§ WORK TO BE COMPLETED
Copy out the entries below precisely; nothing is to be omitted.
──────── THE RECORDS
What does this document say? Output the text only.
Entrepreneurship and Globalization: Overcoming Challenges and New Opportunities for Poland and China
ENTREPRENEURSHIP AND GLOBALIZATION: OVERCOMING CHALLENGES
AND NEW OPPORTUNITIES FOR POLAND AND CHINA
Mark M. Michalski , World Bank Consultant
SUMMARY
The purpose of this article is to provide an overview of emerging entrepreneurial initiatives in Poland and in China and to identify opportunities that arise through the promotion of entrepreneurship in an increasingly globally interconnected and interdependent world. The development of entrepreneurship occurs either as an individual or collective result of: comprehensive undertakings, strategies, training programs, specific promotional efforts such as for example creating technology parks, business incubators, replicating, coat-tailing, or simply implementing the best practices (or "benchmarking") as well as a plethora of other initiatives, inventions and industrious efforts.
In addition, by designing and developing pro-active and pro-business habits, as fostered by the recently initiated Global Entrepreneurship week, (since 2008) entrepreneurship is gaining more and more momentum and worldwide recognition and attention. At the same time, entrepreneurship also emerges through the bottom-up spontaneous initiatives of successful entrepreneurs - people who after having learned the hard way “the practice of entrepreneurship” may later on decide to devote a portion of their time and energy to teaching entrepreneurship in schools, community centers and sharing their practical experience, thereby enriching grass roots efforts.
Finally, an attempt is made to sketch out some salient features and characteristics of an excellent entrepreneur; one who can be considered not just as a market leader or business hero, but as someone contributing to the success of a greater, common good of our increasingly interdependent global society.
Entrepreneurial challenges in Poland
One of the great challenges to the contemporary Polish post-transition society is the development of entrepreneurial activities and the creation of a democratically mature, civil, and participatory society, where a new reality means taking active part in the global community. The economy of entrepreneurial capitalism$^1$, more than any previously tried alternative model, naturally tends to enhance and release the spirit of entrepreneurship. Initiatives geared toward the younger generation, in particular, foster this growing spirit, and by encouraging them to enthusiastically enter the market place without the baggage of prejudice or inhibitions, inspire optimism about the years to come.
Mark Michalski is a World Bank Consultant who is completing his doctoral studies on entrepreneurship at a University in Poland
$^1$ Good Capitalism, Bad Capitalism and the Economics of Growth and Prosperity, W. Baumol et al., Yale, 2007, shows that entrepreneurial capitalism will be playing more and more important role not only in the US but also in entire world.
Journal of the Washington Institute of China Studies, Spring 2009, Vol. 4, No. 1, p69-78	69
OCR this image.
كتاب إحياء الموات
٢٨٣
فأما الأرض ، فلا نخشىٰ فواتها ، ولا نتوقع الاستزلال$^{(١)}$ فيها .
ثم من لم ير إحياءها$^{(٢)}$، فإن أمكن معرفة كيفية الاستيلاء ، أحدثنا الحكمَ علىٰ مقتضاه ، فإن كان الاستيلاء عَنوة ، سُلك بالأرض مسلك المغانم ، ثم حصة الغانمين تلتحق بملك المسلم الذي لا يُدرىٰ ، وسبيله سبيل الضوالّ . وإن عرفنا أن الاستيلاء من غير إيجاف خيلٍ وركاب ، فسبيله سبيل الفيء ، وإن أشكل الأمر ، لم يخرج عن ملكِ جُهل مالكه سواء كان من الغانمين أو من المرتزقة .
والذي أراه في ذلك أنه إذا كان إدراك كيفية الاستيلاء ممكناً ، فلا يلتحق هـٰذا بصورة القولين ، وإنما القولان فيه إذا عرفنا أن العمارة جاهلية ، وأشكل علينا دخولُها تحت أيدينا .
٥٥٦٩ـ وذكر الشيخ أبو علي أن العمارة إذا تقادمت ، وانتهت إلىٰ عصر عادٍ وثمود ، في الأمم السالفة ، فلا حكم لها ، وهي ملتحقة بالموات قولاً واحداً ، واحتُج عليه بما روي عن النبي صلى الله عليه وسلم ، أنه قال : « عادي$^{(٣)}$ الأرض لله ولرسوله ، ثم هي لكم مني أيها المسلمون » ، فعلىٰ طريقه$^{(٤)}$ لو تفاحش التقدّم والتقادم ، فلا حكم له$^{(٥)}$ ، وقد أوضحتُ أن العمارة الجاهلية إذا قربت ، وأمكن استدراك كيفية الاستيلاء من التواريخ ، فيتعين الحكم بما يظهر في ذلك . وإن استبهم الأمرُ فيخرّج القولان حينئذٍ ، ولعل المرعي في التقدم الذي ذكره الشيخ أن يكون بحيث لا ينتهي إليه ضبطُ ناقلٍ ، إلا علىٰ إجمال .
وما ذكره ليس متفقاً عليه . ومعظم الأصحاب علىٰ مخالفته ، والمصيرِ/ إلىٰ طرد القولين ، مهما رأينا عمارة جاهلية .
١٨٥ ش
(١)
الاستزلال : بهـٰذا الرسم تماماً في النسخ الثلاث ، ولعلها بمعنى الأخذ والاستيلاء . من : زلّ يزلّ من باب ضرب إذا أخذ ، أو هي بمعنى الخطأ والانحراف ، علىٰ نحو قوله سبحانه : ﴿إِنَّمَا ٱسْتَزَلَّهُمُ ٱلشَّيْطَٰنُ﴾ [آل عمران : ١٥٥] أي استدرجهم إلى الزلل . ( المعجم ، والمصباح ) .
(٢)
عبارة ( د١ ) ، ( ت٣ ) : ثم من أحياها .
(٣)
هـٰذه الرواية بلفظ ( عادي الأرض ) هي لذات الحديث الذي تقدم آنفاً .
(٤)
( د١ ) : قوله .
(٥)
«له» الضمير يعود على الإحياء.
────────────────
§ RESULT FOR THIS TASK
What does this document say? Output the text only.
Entrepreneurship and Globalization: Overcoming Challenges and New Opportunities for Poland and China
ENTREPRENEURSHIP AND GLOBALIZATION: OVERCOMING CHALLENGES
AND NEW OPPORTUNITIES FOR POLAND AND CHINA
Mark M. Michalski , World Bank Consultant
SUMMARY
The purpose of this article is to provide an overview of emerging entrepreneurial initiatives in Poland and in China and to identify opportunities that arise through the promotion of entrepreneurship in an increasingly globally interconnected and interdependent world. The development of entrepreneurship occurs either as an individual or collective result of: comprehensive undertakings, strategies, training programs, specific promotional efforts such as for example creating technology parks, business incubators, replicating, coat-tailing, or simply implementing the best practices (or "benchmarking") as well as a plethora of other initiatives, inventions and industrious efforts.
In addition, by designing and developing pro-active and pro-business habits, as fostered by the recently initiated Global Entrepreneurship week, (since 2008) entrepreneurship is gaining more and more momentum and worldwide recognition and attention. At the same time, entrepreneurship also emerges through the bottom-up spontaneous initiatives of successful entrepreneurs - people who after having learned the hard way “the practice of entrepreneurship” may later on decide to devote a portion of their time and energy to teaching entrepreneurship in schools, community centers and sharing their practical experience, thereby enriching grass roots efforts.
Finally, an attempt is made to sketch out some salient features and characteristics of an excellent entrepreneur; one who can be considered not just as a market leader or business hero, but as someone contributing to the success of a greater, common good of our increasingly interdependent global society.
Entrepreneurial challenges in Poland
One of the great challenges to the contemporary Polish post-transition society is the development of entrepreneurial activities and the creation of a democratically mature, civil, and participatory society, where a new reality means taking active part in the global community. The economy of entrepreneurial capitalism$^1$, more than any previously tried alternative model, naturally tends to enhance and release the spirit of entrepreneurship. Initiatives geared toward the younger generation, in particular, foster this growing spirit, and by encouraging them to enthusiastically enter the market place without the baggage of prejudice or inhibitions, inspire optimism about the years to come.
Mark Michalski is a World Bank Consultant who is completing his doctoral studies on entrepreneurship at a University in Poland
$^1$ Good Capitalism, Bad Capitalism and the Economics of Growth and Prosperity, W. Baumol et al., Yale, 2007, shows that entrepreneurial capitalism will be playing more and more important role not only in the US but also in entire world.
Journal of the Washington Institute of China Studies, Spring 2009, Vol. 4, No. 1, p69-78	69
OCR this image.
كتاب إحياء الموات
٢٨٣
فأما الأرض ، فلا نخشىٰ فواتها ، ولا نتوقع الاستزلال$^{(١)}$ فيها .
ثم من لم ير إحياءها$^{(٢)}$، فإن أمكن معرفة كيفية الاستيلاء ، أحدثنا الحكمَ علىٰ مقتضاه ، فإن كان الاستيلاء عَنوة ، سُلك بالأرض مسلك المغانم ، ثم حصة الغانمين تلتحق بملك المسلم الذي لا يُدرىٰ ، وسبيله سبيل الضوالّ . وإن عرفنا أن الاستيلاء من غير إيجاف خيلٍ وركاب ، فسبيله سبيل الفيء ، وإن أشكل الأمر ، لم يخرج عن ملكِ جُهل مالكه سواء كان من الغانمين أو من المرتزقة .
والذي أراه في ذلك أنه إذا كان إدراك كيفية الاستيلاء ممكناً ، فلا يلتحق هـٰذا بصورة القولين ، وإنما القولان فيه إذا عرفنا أن العمارة جاهلية ، وأشكل علينا دخولُها تحت أيدينا .
٥٥٦٩ـ وذكر الشيخ أبو علي أن العمارة إذا تقادمت ، وانتهت إلىٰ عصر عادٍ وثمود ، في الأمم السالفة ، فلا حكم لها ، وهي ملتحقة بالموات قولاً واحداً ، واحتُج عليه بما روي عن النبي صلى الله عليه وسلم ، أنه قال : « عادي$^{(٣)}$ الأرض لله ولرسوله ، ثم هي لكم مني أيها المسلمون » ، فعلىٰ طريقه$^{(٤)}$ لو تفاحش التقدّم والتقادم ، فلا حكم له$^{(٥)}$ ، وقد أوضحتُ أن العمارة الجاهلية إذا قربت ، وأمكن استدراك كيفية الاستيلاء من التواريخ ، فيتعين الحكم بما يظهر في ذلك . وإن استبهم الأمرُ فيخرّج القولان حينئذٍ ، ولعل المرعي في التقدم الذي ذكره الشيخ أن يكون بحيث لا ينتهي إليه ضبطُ ناقلٍ ، إلا علىٰ إجمال .
وما ذكره ليس متفقاً عليه . ومعظم الأصحاب علىٰ مخالفته ، والمصيرِ/ إلىٰ طرد القولين ، مهما رأينا عمارة جاهلية .
١٨٥ ش
(١)
الاستزلال : بهـٰذا الرسم تماماً في النسخ الثلاث ، ولعلها بمعنى الأخذ والاستيلاء . من : زلّ يزلّ من باب ضرب إذا أخذ ، أو هي بمعنى الخطأ والانحراف ، علىٰ نحو قوله سبحانه : ﴿إِنَّمَا ٱسْتَزَلَّهُمُ ٱلشَّيْطَٰنُ﴾ [آل عمران : ١٥٥] أي استدرجهم إلى الزلل . ( المعجم ، والمصباح ) .
(٢)
عبارة ( د١ ) ، ( ت٣ ) : ثم من أحياها .
(٣)
هـٰذه الرواية بلفظ ( عادي الأرض ) هي لذات الحديث الذي تقدم آنفاً .
(٤)
( د١ ) : قوله .
(٥)
«له» الضمير يعود على الإحياء.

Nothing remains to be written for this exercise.